■ WRITTEN TASK:
Copy the listing below in full and skip every picture.
◆ ◆ ◆ ◆ ◆ ◆ ◆
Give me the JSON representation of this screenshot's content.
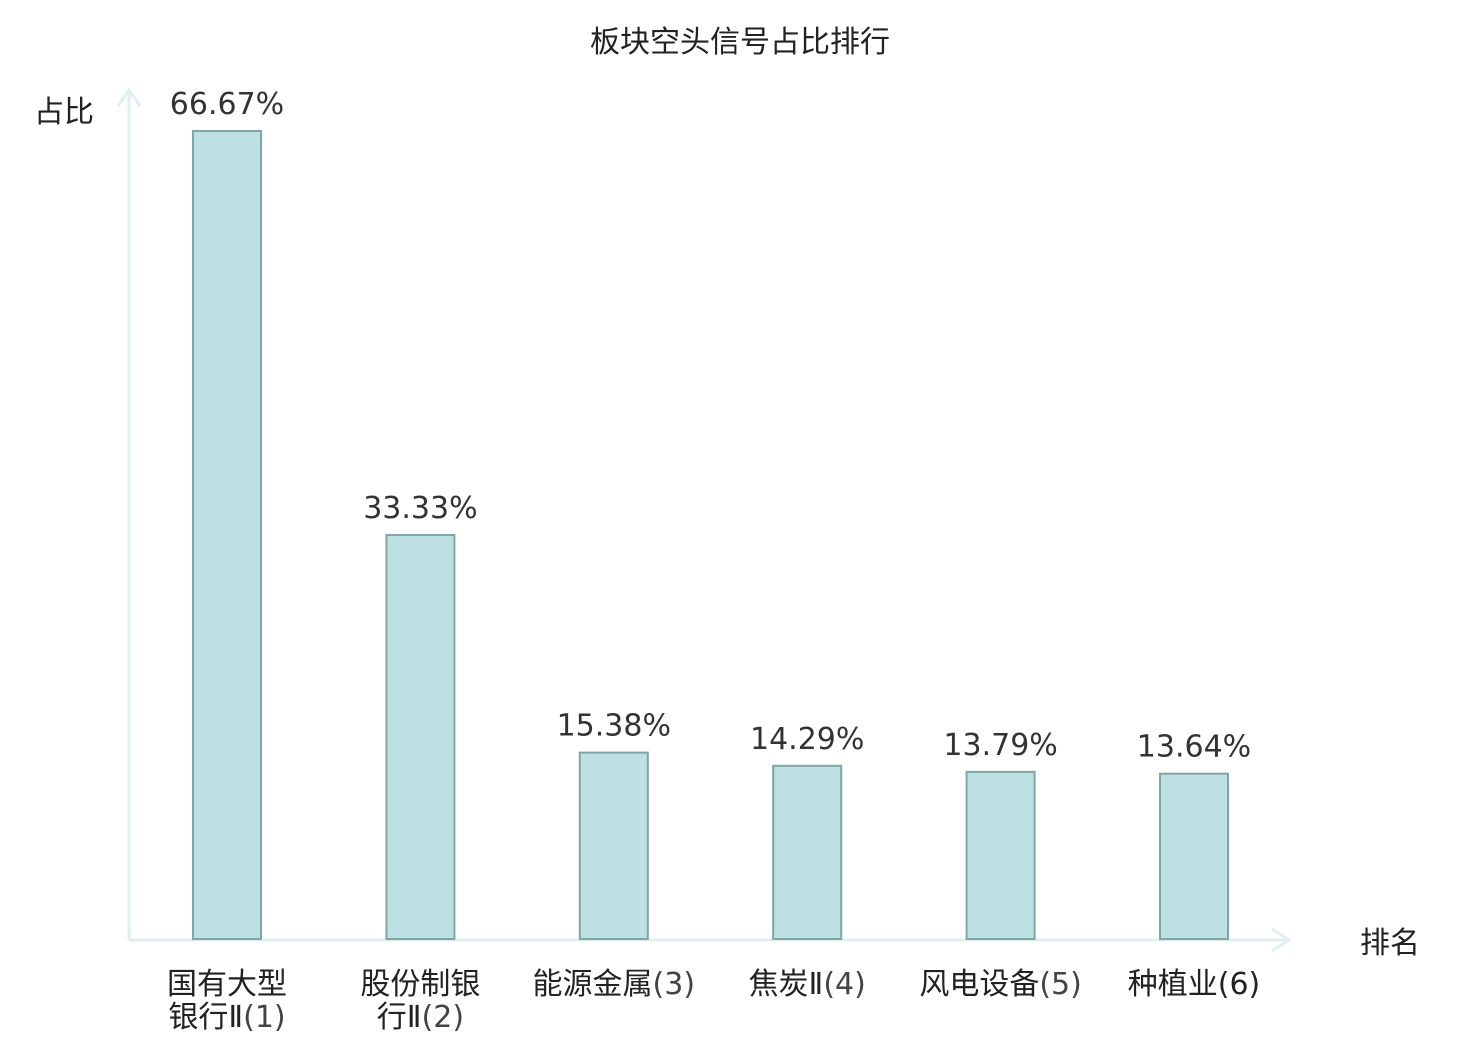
{
  "chart_data": {
    "type": "bar",
    "title": "板块空头信号占比排行",
    "xlabel": "排名",
    "ylabel": "占比",
    "ylim": [
      0,
      70
    ],
    "categories": [
      {
        "lines": [
          "国有大型",
          "银行Ⅱ"
        ],
        "rank": "(1)",
        "highlight": false
      },
      {
        "lines": [
          "股份制银",
          "行Ⅱ"
        ],
        "rank": "(2)",
        "highlight": false
      },
      {
        "lines": [
          "能源金属"
        ],
        "rank": "(3)",
        "highlight": false
      },
      {
        "lines": [
          "焦炭Ⅱ"
        ],
        "rank": "(4)",
        "highlight": false
      },
      {
        "lines": [
          "风电设备"
        ],
        "rank": "(5)",
        "highlight": false
      },
      {
        "lines": [
          "种植业"
        ],
        "rank": "(6)",
        "highlight": true
      }
    ],
    "values": [
      66.67,
      33.33,
      15.38,
      14.29,
      13.79,
      13.64
    ],
    "value_labels": [
      "66.67%",
      "33.33%",
      "15.38%",
      "14.29%",
      "13.79%",
      "13.64%"
    ],
    "grid": false,
    "legend": "none"
  },
  "colors": {
    "bar_fill": "#bde0e2",
    "bar_stroke": "#7fa5a8",
    "axis": "#dff0ee",
    "highlight_text": "#e00000",
    "text": "#222222"
  }
}
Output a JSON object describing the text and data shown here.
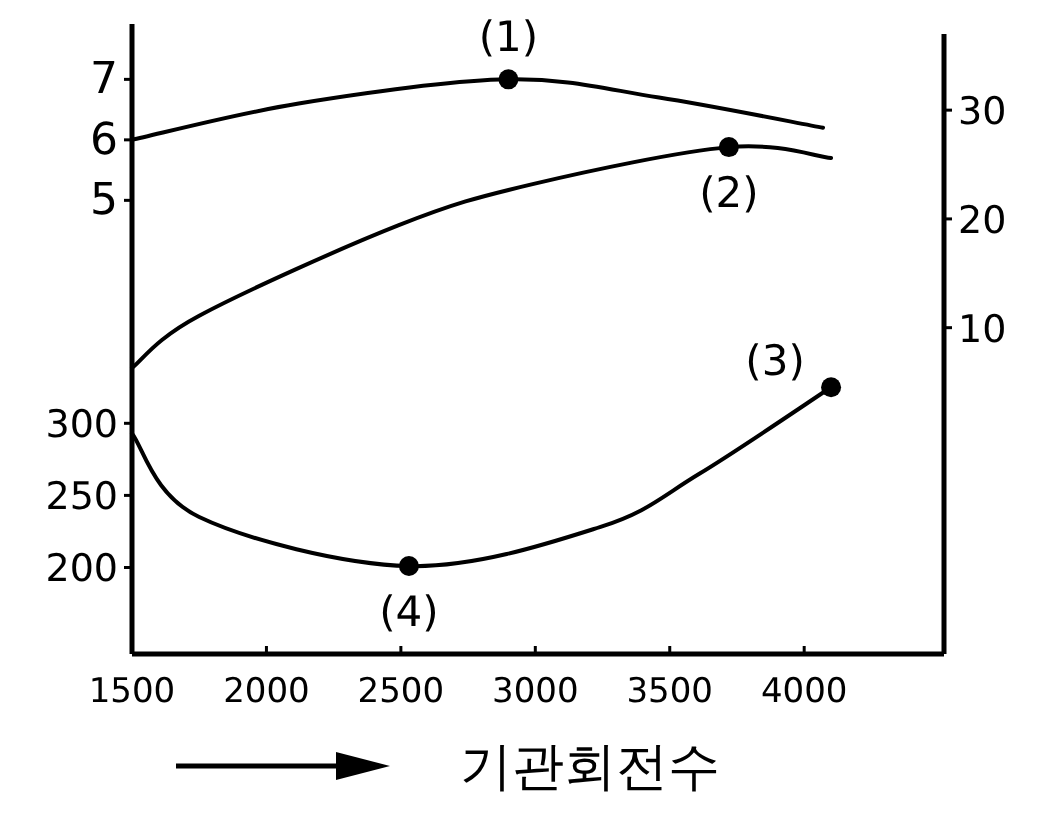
◆ ◆ ◆ ◆ ◆ ◆ ◆
■ RESPONSE:
Give me the JSON representation of this screenshot's content.
{
  "chart_data": {
    "type": "bar",
    "title": "板块空头信号占比排行",
    "xlabel": "排名",
    "ylabel": "占比",
    "ylim": [
      0,
      70
    ],
    "categories": [
      {
        "lines": [
          "国有大型",
          "银行Ⅱ"
        ],
        "rank": "(1)",
        "highlight": false
      },
      {
        "lines": [
          "股份制银",
          "行Ⅱ"
        ],
        "rank": "(2)",
        "highlight": false
      },
      {
        "lines": [
          "能源金属"
        ],
        "rank": "(3)",
        "highlight": false
      },
      {
        "lines": [
          "焦炭Ⅱ"
        ],
        "rank": "(4)",
        "highlight": false
      },
      {
        "lines": [
          "风电设备"
        ],
        "rank": "(5)",
        "highlight": false
      },
      {
        "lines": [
          "种植业"
        ],
        "rank": "(6)",
        "highlight": true
      }
    ],
    "values": [
      66.67,
      33.33,
      15.38,
      14.29,
      13.79,
      13.64
    ],
    "value_labels": [
      "66.67%",
      "33.33%",
      "15.38%",
      "14.29%",
      "13.79%",
      "13.64%"
    ],
    "grid": false,
    "legend": "none"
  },
  "colors": {
    "bar_fill": "#bde0e2",
    "bar_stroke": "#7fa5a8",
    "axis": "#dff0ee",
    "highlight_text": "#e00000",
    "text": "#222222"
  }
}
Output a JSON object describing the text and data shown here.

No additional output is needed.